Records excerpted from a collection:
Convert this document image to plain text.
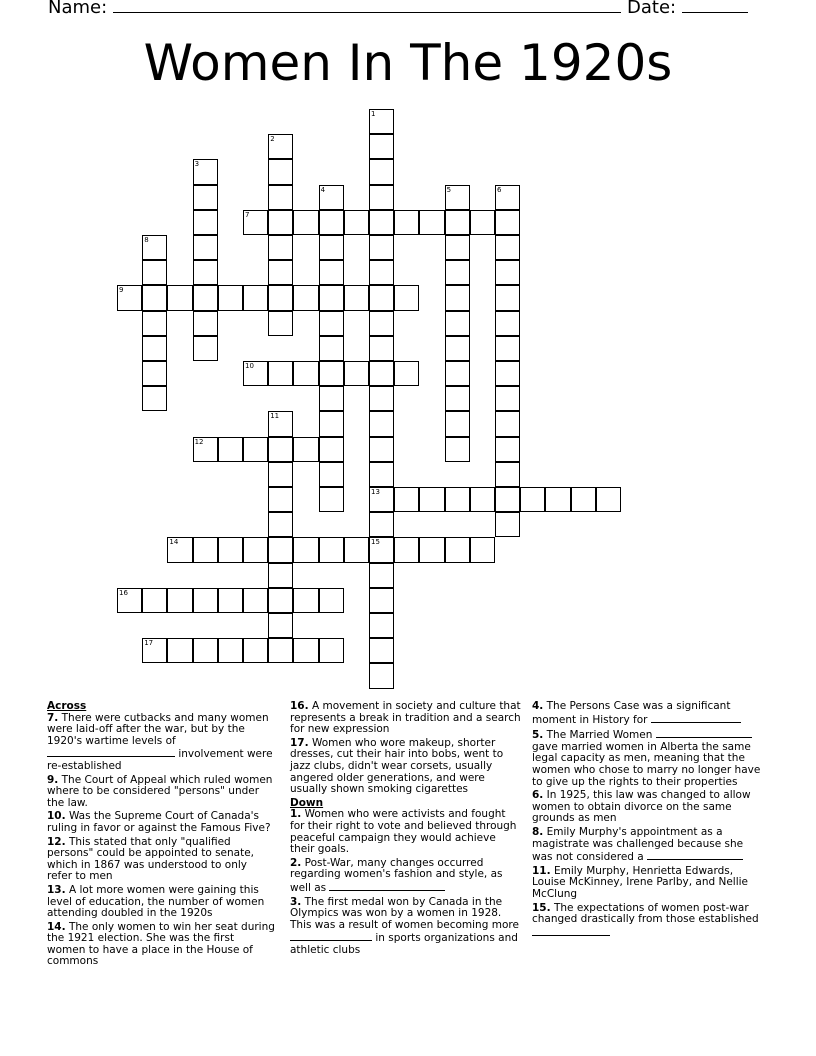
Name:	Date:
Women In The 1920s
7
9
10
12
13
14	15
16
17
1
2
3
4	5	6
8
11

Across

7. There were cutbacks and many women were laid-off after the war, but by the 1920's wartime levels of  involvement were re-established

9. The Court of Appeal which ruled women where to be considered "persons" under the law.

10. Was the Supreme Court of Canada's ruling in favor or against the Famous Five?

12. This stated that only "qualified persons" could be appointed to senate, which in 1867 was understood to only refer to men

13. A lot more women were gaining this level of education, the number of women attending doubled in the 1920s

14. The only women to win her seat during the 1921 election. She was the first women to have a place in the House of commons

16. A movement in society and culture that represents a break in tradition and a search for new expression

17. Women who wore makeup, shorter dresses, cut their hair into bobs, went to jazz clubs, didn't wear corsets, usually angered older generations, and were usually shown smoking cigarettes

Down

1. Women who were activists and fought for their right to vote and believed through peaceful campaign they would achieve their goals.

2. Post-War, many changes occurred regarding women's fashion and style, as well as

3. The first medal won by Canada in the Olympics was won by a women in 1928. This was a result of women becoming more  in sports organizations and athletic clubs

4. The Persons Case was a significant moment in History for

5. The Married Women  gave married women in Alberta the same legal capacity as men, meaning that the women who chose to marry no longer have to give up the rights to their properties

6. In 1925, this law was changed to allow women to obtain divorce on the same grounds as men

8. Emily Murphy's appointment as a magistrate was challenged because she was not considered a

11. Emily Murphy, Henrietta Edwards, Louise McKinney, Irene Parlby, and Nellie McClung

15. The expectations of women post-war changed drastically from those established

* * *

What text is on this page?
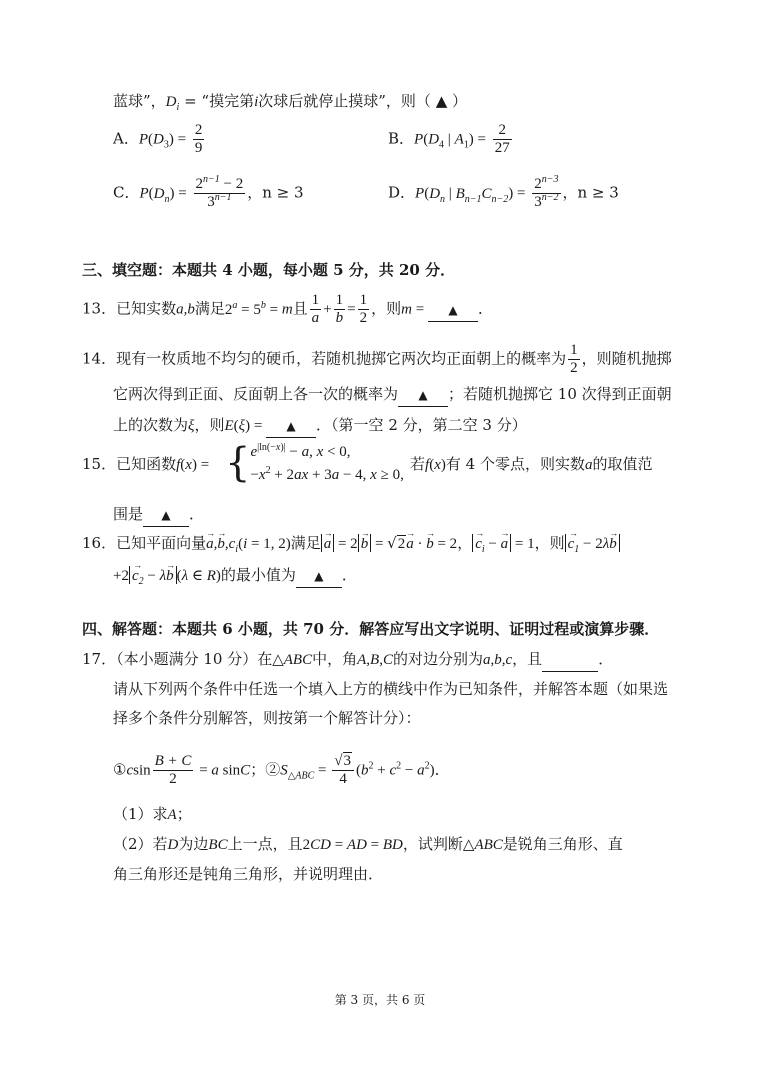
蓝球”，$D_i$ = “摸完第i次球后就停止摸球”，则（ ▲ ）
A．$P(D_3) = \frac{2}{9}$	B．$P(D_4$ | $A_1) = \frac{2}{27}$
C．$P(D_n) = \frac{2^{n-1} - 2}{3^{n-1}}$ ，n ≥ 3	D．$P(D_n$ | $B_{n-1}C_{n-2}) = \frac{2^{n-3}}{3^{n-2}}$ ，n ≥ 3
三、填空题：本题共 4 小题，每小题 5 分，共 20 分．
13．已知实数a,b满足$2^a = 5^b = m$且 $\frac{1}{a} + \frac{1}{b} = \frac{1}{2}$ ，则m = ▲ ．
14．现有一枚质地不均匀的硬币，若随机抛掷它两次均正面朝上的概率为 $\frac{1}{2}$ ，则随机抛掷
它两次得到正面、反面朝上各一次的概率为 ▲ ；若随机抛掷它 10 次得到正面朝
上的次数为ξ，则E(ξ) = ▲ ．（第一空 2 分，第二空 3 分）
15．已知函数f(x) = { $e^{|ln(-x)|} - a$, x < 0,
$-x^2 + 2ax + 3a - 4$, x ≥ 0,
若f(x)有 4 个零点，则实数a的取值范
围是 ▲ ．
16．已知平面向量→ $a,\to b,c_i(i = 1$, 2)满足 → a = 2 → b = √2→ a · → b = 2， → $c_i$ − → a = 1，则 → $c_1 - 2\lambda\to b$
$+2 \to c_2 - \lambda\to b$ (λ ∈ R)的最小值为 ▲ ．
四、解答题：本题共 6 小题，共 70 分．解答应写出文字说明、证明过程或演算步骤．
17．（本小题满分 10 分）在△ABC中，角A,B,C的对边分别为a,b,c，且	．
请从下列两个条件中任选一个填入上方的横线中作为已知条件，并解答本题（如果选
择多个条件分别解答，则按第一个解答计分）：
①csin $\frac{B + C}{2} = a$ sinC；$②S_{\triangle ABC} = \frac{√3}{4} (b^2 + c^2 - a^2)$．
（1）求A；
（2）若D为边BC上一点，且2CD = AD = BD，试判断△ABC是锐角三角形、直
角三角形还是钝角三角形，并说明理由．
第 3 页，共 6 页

Problem: Copy out every line that includes the word "lambda".

Result of this exercise:
16．已知平面向量→ $a,\to b,c_i(i = 1$, 2)满足 → a = 2 → b = √2→ a · → b = 2， → $c_i$ − → a = 1，则 → $c_1 - 2\lambda\to b$
$+2 \to c_2 - \lambda\to b$ (λ ∈ R)的最小值为 ▲ ．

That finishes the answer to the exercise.